» JOB
Scan the material and copy every line in which "Pharmacology" appears.

Dataset excerpt
┌────────

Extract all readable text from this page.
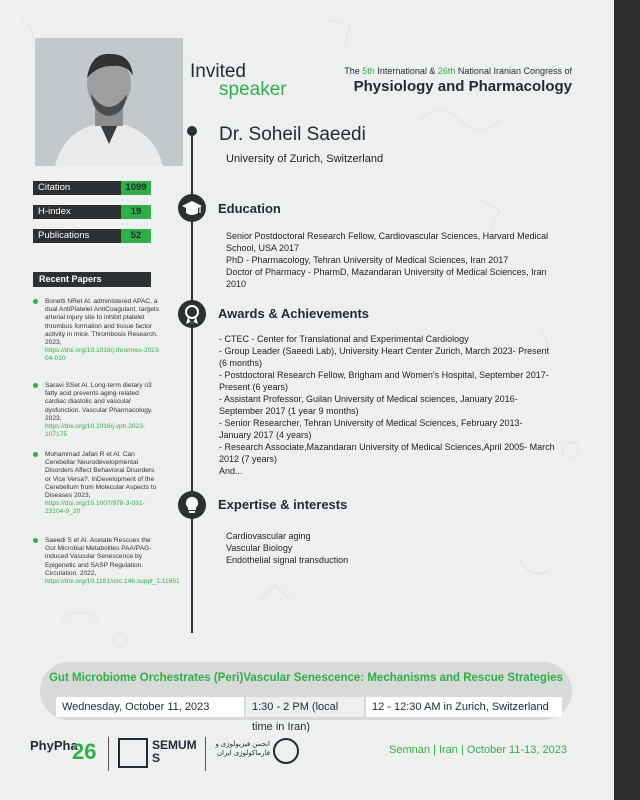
Invited
speaker
The 5th International & 26th National Iranian Congress of
Physiology and Pharmacology
Dr. Soheil Saeedi
University of Zurich, Switzerland
Citation	1099
H-index	19
Publications	52
Recent Papers
Bonetti NRet Al. administered APAC, a dual AntiPlatelet AntiCoagulant, targets arterial injury site to inhibit platelet thrombus formation and tissue factor activity in mice. Thrombosis Research. 2023,
https://doi.org/10.1016/j.thromres-2023-04-010
Saravi SSet Al. Long-term dietary n3 fatty acid prevents aging-related cardiac diastolic and vascular dysfunction. Vascular Pharmacology. 2023,
https://doi.org/10.1016/j.vph.2023-107175
Mohammad Jafari R et Al. Can Cerebellar Neurodevelopmental Disorders Affect Behavioral Disorders or Vice Versa?. InDevelopment of the Cerebellum from Molecular Aspects to Diseases 2023,
https://doi.org/10.1007/978-3-031-23104-9_20
Saeedi S et Al. Acetate Rescues the Gut Microbial Metabolites PAA/PAG-induced Vascular Senescence by Epigenetic and SASP Regulation. Circulation. 2022,
https://doi.org/10.1161/circ.146.suppl_1.11851
Education
Senior Postdoctoral Research Fellow, Cardiovascular Sciences, Harvard Medical
School, USA 2017
PhD - Pharmacology, Tehran University of Medical Sciences, Iran 2017
Doctor of Pharmacy - PharmD, Mazandaran University of Medical Sciences, Iran
2010
Awards & Achievements
- CTEC - Center for Translational and Experimental Cardiology
- Group Leader (Saeedi Lab), University Heart Center Zurich, March 2023- Present
(6 months)
- Postdoctoral Research Fellow, Brigham and Women's Hospital, September 2017-
Present (6 years)
- Assistant Professor, Guilan University of Medical sciences, January 2016-
September 2017 (1 year 9 months)
- Senior Researcher, Tehran University of Medical Sciences, February 2013-
January 2017 (4 years)
- Research Associate,Mazandaran University of Medical Sciences,April 2005- March
2012 (7 years)
And...
Expertise & interests
Cardiovascular aging
Vascular Biology
Endothelial signal transduction
Gut Microbiome Orchestrates (Peri)Vascular Senescence: Mechanisms and Rescue Strategies
Wednesday, October 11, 2023	1:30 - 2 PM (local time in Iran)
12 - 12:30 AM in Zurich, Switzerland
PhyPha
26	SEMUMS
انجمن فیزیولوژی و فارماکولوژی ایران	Semnan | Iran | October 11-13, 2023
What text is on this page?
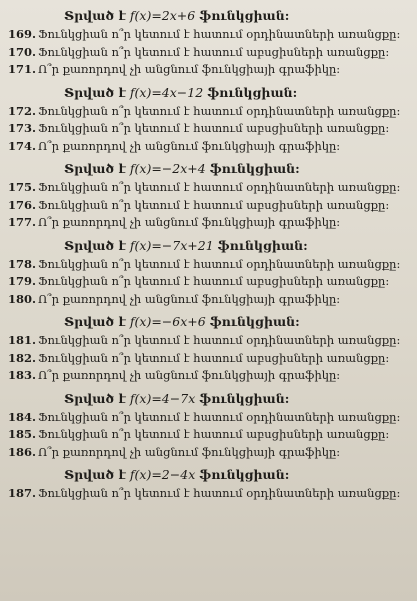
Տրված է f(x)=2x+6 ֆունկցիան:
169. Ֆունկցիան ո՞ր կետում է հատում օրդինատների առանցքը:
170. Ֆունկցիան ո՞ր կետում է հատում աբսցիսների առանցքը:
171. Ո՞ր քառորդով չի անցնում ֆունկցիայի գրաֆիկը:
Տրված է f(x)=4x−12 ֆունկցիան:
172. Ֆունկցիան ո՞ր կետում է հատում օրդինատների առանցքը:
173. Ֆունկցիան ո՞ր կետում է հատում աբսցիսների առանցքը:
174. Ո՞ր քառորդով չի անցնում ֆունկցիայի գրաֆիկը:
Տրված է f(x)=−2x+4 ֆունկցիան:
175. Ֆունկցիան ո՞ր կետում է հատում օրդինատների առանցքը:
176. Ֆունկցիան ո՞ր կետում է հատում աբսցիսների առանցքը:
177. Ո՞ր քառորդով չի անցնում ֆունկցիայի գրաֆիկը:
Տրված է f(x)=−7x+21 ֆունկցիան:
178. Ֆունկցիան ո՞ր կետում է հատում օրդինատների առանցքը:
179. Ֆունկցիան ո՞ր կետում է հատում աբսցիսների առանցքը:
180. Ո՞ր քառորդով չի անցնում ֆունկցիայի գրաֆիկը:
Տրված է f(x)=−6x+6 ֆունկցիան:
181. Ֆունկցիան ո՞ր կետում է հատում օրդինատների առանցքը:
182. Ֆունկցիան ո՞ր կետում է հատում աբսցիսների առանցքը:
183. Ո՞ր քառորդով չի անցնում ֆունկցիայի գրաֆիկը:
Տրված է f(x)=4−7x ֆունկցիան:
184. Ֆունկցիան ո՞ր կետում է հատում օրդինատների առանցքը:
185. Ֆունկցիան ո՞ր կետում է հատում աբսցիսների առանցքը:
186. Ո՞ր քառորդով չի անցնում ֆունկցիայի գրաֆիկը:
Տրված է f(x)=2−4x ֆունկցիան:
187. Ֆունկցիան ո՞ր կետում է հատում օրդինատների առանցքը:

└────────

» ANSWER
Physiology and Pharmacology
Saravi SSet Al. Long-term dietary n3 fatty acid prevents aging-related cardiac diastolic and vascular dysfunction. Vascular Pharmacology. 2023,
PhD - Pharmacology, Tehran University of Medical Sciences, Iran 2017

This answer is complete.